* **Supplied entries**:

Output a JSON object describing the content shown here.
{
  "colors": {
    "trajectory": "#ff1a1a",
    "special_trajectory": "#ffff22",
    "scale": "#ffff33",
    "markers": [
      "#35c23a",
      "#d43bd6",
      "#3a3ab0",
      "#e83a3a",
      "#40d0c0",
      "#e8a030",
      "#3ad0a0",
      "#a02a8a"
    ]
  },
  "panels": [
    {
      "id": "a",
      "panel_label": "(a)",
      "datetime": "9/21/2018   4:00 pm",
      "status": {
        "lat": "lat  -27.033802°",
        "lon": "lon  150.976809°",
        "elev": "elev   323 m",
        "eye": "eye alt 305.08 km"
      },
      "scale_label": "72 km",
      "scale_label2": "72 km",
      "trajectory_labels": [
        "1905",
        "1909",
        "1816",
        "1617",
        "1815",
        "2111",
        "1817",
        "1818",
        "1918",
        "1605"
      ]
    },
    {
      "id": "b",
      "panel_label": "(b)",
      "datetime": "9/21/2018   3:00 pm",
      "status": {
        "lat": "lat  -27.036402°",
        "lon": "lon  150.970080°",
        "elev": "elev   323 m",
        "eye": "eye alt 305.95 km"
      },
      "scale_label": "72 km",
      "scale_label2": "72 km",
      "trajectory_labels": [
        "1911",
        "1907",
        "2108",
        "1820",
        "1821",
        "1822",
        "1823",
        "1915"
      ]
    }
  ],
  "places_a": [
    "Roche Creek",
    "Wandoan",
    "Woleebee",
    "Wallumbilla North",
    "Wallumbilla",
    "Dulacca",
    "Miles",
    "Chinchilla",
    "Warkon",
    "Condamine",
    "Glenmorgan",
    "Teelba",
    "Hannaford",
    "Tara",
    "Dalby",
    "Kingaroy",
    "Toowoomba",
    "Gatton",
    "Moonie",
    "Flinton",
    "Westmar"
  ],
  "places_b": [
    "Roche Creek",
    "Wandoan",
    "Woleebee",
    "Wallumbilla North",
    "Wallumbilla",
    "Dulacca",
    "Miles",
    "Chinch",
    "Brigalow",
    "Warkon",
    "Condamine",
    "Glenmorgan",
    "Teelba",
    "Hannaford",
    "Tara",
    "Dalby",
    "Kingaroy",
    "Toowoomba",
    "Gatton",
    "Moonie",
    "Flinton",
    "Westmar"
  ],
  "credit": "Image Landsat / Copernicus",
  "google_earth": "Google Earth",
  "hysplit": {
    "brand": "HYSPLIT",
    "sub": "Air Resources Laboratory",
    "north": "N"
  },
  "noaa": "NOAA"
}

* **Given exercise**: Copy out all of the records above with nothing altered.

* **Complete answer**:
Output a JSON object describing the content shown here.
{
  "colors": {
    "trajectory": "#ff1a1a",
    "special_trajectory": "#ffff22",
    "scale": "#ffff33",
    "markers": [
      "#35c23a",
      "#d43bd6",
      "#3a3ab0",
      "#e83a3a",
      "#40d0c0",
      "#e8a030",
      "#3ad0a0",
      "#a02a8a"
    ]
  },
  "panels": [
    {
      "id": "a",
      "panel_label": "(a)",
      "datetime": "9/21/2018   4:00 pm",
      "status": {
        "lat": "lat  -27.033802°",
        "lon": "lon  150.976809°",
        "elev": "elev   323 m",
        "eye": "eye alt 305.08 km"
      },
      "scale_label": "72 km",
      "scale_label2": "72 km",
      "trajectory_labels": [
        "1905",
        "1909",
        "1816",
        "1617",
        "1815",
        "2111",
        "1817",
        "1818",
        "1918",
        "1605"
      ]
    },
    {
      "id": "b",
      "panel_label": "(b)",
      "datetime": "9/21/2018   3:00 pm",
      "status": {
        "lat": "lat  -27.036402°",
        "lon": "lon  150.970080°",
        "elev": "elev   323 m",
        "eye": "eye alt 305.95 km"
      },
      "scale_label": "72 km",
      "scale_label2": "72 km",
      "trajectory_labels": [
        "1911",
        "1907",
        "2108",
        "1820",
        "1821",
        "1822",
        "1823",
        "1915"
      ]
    }
  ],
  "places_a": [
    "Roche Creek",
    "Wandoan",
    "Woleebee",
    "Wallumbilla North",
    "Wallumbilla",
    "Dulacca",
    "Miles",
    "Chinchilla",
    "Warkon",
    "Condamine",
    "Glenmorgan",
    "Teelba",
    "Hannaford",
    "Tara",
    "Dalby",
    "Kingaroy",
    "Toowoomba",
    "Gatton",
    "Moonie",
    "Flinton",
    "Westmar"
  ],
  "places_b": [
    "Roche Creek",
    "Wandoan",
    "Woleebee",
    "Wallumbilla North",
    "Wallumbilla",
    "Dulacca",
    "Miles",
    "Chinch",
    "Brigalow",
    "Warkon",
    "Condamine",
    "Glenmorgan",
    "Teelba",
    "Hannaford",
    "Tara",
    "Dalby",
    "Kingaroy",
    "Toowoomba",
    "Gatton",
    "Moonie",
    "Flinton",
    "Westmar"
  ],
  "credit": "Image Landsat / Copernicus",
  "google_earth": "Google Earth",
  "hysplit": {
    "brand": "HYSPLIT",
    "sub": "Air Resources Laboratory",
    "north": "N"
  },
  "noaa": "NOAA"
}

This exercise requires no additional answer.